Objective:
Among the lines below, list those containing the string "right".

Dataset extract:
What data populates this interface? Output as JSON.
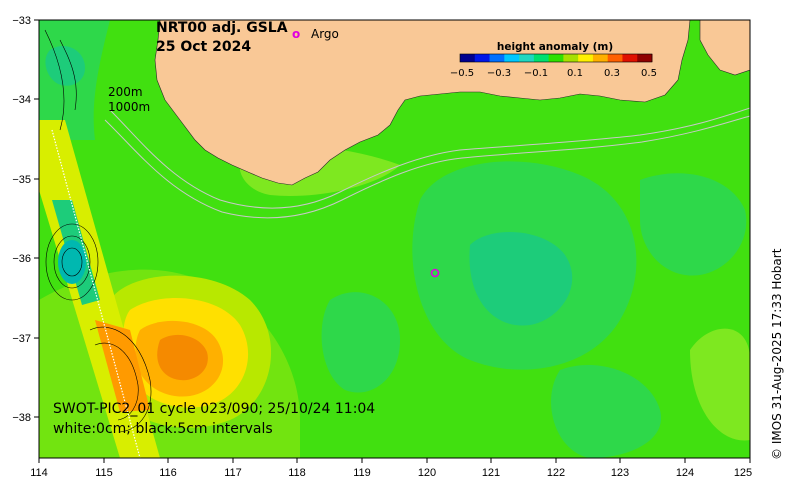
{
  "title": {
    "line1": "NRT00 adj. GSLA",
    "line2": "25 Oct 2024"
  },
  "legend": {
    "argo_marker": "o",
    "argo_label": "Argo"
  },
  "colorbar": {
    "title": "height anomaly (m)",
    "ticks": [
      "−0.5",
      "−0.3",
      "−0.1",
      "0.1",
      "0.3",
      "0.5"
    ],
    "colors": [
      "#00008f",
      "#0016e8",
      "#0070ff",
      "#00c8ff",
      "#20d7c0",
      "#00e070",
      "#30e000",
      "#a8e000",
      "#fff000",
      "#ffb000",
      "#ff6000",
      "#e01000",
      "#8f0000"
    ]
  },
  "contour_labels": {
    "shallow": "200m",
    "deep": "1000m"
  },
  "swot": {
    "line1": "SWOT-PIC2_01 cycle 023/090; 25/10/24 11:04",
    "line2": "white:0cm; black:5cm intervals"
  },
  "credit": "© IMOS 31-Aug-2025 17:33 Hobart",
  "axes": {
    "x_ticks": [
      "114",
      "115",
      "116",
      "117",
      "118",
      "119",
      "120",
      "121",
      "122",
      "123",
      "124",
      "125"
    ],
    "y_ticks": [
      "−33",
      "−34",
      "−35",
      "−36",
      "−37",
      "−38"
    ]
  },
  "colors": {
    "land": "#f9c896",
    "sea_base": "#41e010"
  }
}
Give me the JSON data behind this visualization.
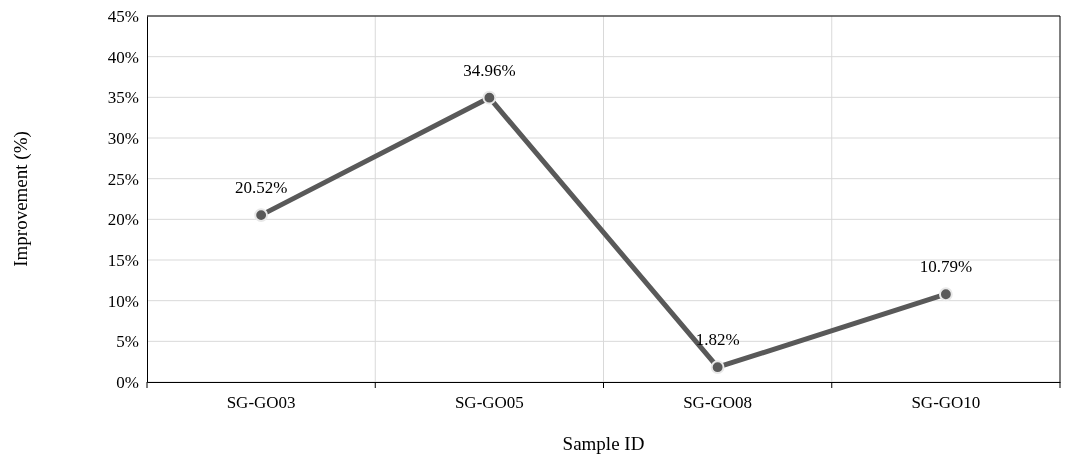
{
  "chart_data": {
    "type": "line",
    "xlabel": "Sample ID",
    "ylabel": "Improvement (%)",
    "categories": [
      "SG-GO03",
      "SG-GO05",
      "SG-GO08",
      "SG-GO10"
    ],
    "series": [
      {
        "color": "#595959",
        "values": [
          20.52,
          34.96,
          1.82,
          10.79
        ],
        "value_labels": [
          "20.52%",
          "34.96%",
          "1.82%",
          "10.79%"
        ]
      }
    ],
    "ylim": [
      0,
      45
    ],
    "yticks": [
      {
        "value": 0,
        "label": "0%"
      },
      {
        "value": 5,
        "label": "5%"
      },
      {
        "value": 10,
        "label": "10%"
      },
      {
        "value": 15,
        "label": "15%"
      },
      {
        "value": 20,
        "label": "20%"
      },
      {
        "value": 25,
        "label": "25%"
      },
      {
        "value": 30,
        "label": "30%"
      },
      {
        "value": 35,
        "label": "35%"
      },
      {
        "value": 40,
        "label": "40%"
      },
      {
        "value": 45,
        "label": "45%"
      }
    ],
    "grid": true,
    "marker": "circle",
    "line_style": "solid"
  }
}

==

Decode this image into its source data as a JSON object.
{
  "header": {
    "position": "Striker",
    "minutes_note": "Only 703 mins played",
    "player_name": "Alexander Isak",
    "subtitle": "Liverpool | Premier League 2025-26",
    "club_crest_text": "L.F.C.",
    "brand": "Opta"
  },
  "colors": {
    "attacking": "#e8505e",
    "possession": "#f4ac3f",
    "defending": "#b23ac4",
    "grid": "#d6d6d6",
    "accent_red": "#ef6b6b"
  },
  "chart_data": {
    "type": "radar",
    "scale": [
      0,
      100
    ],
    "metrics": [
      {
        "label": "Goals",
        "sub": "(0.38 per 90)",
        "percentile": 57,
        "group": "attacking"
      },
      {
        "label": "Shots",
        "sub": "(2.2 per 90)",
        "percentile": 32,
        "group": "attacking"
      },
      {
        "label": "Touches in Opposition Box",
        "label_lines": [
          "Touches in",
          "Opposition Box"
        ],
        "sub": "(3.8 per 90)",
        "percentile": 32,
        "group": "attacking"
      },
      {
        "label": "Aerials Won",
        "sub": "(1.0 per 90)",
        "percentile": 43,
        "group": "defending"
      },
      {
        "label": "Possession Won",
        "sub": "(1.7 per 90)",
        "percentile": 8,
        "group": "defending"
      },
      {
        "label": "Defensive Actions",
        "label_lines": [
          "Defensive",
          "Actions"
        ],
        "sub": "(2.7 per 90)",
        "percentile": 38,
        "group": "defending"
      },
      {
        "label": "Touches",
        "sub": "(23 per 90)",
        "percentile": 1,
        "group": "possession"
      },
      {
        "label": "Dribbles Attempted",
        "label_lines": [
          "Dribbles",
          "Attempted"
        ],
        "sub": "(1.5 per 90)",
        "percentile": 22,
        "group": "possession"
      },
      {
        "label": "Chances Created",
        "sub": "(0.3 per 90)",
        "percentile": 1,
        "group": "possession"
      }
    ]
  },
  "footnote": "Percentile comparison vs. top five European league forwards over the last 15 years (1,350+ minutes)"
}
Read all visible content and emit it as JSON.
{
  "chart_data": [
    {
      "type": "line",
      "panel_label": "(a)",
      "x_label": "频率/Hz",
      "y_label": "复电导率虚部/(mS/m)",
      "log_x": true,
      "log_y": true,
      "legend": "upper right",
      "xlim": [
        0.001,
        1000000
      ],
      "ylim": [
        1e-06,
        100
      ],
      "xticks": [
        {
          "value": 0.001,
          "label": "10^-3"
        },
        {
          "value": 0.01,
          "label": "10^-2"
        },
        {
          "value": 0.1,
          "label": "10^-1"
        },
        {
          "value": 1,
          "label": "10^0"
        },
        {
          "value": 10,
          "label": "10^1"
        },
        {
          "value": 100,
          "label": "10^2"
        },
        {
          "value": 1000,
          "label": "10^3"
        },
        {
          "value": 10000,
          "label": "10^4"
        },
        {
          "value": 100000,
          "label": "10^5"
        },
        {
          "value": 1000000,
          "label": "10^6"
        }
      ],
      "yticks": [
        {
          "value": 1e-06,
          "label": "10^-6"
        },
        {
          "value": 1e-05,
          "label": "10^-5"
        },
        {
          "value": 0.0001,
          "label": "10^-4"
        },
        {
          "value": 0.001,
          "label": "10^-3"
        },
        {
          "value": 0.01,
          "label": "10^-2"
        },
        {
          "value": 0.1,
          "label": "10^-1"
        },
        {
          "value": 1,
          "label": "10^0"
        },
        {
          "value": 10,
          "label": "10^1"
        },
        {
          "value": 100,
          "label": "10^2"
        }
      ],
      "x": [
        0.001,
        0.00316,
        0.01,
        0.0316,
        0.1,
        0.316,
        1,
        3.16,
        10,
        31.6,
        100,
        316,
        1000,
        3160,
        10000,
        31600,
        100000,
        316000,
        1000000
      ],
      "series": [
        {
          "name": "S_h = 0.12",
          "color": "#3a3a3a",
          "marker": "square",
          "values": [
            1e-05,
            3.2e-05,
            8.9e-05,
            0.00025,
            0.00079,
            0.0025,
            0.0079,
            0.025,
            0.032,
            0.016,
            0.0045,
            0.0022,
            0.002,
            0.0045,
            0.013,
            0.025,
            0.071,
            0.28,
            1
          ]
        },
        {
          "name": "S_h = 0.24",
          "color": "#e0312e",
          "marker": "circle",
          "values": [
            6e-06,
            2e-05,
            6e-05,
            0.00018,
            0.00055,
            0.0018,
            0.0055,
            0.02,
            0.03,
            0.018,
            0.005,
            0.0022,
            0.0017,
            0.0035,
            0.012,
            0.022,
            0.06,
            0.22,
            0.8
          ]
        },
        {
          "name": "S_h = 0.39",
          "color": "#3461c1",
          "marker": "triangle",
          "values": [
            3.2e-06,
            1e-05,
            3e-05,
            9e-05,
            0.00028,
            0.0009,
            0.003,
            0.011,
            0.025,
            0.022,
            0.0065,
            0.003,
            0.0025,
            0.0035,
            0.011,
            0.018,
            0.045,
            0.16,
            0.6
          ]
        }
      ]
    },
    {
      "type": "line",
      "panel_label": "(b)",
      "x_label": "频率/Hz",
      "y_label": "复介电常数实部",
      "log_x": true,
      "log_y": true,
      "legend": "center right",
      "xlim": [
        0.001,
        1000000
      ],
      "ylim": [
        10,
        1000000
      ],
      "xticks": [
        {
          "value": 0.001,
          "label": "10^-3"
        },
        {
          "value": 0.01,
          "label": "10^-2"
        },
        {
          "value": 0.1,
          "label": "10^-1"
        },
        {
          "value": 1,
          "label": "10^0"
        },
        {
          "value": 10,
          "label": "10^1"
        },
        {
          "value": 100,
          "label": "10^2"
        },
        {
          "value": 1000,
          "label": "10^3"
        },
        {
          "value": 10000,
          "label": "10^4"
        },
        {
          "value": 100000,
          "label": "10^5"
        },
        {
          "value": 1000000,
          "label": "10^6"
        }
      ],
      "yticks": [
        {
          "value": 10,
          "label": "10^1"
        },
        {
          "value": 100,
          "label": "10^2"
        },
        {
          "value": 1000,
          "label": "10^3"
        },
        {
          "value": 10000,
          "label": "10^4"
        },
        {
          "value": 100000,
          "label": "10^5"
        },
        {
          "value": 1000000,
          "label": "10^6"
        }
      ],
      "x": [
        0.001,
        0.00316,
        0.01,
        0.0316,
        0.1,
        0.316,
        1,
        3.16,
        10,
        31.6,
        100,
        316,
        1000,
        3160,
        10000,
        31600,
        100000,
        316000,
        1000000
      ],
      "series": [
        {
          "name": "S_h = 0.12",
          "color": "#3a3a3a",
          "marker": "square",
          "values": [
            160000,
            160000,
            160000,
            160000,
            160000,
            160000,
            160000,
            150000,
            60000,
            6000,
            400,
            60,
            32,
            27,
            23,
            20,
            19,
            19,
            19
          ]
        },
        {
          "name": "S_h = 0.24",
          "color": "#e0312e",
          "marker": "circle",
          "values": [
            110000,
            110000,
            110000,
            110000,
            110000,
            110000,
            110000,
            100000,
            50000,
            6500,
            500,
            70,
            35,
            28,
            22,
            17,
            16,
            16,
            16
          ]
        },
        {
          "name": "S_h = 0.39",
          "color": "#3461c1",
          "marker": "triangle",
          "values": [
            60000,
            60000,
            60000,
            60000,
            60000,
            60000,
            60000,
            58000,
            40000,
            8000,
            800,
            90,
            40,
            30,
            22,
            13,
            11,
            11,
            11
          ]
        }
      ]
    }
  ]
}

Result of this exercise:
      "legend": "upper right",
      "legend": "center right",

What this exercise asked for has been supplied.